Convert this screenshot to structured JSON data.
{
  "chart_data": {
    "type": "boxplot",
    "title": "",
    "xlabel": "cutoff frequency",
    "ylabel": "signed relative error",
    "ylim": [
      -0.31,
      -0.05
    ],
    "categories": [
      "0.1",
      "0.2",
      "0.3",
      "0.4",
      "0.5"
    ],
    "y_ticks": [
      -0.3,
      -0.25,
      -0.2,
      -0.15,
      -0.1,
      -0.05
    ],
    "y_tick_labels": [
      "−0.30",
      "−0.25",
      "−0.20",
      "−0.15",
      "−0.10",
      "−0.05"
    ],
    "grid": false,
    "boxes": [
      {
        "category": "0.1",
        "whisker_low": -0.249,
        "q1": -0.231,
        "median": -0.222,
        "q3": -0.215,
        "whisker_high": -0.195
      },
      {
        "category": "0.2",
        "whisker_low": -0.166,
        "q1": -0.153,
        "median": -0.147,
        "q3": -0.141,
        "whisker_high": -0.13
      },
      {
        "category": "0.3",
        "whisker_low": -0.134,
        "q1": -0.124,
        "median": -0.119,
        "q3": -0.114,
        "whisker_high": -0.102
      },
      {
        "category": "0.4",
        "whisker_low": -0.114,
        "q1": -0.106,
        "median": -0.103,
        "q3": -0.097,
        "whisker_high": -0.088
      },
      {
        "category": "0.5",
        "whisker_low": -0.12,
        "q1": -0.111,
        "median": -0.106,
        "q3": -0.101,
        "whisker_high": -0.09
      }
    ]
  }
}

|---|

- _Request_:
Collect from the data above every line that includes "category".

- _The answer_:
        "category": "0.1",
        "category": "0.2",
        "category": "0.3",
        "category": "0.4",
        "category": "0.5",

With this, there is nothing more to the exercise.